┌─ Data to process

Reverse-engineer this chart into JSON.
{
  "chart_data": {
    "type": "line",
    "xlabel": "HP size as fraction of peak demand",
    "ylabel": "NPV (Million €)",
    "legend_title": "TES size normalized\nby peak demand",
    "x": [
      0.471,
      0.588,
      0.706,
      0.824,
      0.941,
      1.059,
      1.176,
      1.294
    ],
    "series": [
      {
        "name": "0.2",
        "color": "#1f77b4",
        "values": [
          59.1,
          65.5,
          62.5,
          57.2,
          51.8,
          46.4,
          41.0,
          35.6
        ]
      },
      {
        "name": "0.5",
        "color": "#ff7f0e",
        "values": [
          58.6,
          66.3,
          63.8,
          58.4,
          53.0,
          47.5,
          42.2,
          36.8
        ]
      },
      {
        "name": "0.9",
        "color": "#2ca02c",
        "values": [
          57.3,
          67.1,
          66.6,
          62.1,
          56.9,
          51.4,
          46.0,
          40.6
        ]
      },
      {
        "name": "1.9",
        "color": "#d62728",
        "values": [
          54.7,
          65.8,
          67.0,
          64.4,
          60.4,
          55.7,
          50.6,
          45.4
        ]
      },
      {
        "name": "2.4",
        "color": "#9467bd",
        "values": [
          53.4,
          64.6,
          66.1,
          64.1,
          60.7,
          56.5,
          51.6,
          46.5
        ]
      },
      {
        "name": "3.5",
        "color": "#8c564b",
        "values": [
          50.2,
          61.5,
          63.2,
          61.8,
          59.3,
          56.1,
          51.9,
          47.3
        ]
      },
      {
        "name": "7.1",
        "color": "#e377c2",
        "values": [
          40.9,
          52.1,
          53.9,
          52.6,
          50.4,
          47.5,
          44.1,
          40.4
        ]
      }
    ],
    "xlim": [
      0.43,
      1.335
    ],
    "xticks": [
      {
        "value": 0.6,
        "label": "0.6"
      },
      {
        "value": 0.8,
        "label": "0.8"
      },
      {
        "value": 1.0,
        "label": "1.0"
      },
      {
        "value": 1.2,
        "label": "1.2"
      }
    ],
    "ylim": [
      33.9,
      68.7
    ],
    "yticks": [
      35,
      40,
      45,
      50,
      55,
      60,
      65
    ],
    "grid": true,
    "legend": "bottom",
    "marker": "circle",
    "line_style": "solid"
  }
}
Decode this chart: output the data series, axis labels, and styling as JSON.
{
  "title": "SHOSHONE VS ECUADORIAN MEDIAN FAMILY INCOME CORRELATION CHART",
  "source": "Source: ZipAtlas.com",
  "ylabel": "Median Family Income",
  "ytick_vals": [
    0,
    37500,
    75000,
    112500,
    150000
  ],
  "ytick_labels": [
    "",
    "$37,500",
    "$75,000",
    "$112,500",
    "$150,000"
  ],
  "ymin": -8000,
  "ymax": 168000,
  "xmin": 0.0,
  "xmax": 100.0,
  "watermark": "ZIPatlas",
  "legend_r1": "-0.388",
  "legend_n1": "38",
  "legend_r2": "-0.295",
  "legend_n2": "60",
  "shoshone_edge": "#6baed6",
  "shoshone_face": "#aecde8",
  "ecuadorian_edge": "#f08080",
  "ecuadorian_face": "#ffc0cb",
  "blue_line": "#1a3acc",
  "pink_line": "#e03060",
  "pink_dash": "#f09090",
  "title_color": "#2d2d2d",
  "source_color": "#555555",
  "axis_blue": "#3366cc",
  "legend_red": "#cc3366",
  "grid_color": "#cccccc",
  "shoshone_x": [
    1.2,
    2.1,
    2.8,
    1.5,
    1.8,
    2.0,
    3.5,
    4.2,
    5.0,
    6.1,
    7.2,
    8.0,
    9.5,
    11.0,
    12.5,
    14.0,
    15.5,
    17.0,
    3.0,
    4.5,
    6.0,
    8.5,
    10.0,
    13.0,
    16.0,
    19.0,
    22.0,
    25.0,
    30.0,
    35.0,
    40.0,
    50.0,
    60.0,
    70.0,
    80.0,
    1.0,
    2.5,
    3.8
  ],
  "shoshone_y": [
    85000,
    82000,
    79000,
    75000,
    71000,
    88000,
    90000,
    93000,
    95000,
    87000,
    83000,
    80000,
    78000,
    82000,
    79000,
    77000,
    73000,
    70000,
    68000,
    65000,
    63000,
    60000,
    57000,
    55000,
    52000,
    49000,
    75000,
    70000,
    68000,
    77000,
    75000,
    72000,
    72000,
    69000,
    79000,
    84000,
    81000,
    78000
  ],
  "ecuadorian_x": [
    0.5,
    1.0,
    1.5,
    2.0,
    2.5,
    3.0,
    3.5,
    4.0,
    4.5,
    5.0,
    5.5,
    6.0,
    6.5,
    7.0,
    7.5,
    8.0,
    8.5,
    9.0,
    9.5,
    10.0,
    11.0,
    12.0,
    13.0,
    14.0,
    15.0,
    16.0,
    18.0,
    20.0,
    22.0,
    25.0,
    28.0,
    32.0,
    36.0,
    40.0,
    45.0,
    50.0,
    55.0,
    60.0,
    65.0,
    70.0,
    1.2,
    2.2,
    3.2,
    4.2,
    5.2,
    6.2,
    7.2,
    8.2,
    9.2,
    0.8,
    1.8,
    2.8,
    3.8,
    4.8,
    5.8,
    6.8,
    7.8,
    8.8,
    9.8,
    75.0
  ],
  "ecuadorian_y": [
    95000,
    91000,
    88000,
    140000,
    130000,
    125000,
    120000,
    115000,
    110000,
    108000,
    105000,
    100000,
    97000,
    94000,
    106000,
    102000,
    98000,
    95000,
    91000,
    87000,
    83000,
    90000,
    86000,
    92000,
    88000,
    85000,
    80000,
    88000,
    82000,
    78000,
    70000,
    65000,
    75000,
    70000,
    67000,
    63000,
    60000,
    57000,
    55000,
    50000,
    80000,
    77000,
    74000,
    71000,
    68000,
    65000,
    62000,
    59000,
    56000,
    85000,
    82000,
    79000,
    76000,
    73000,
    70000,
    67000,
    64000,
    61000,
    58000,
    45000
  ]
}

└─

- [Your objective] Extract every line of the records above that contains the word "size".

- [The answer]
    "xlabel": "HP size as fraction of peak demand",
    "legend_title": "TES size normalized\nby peak demand",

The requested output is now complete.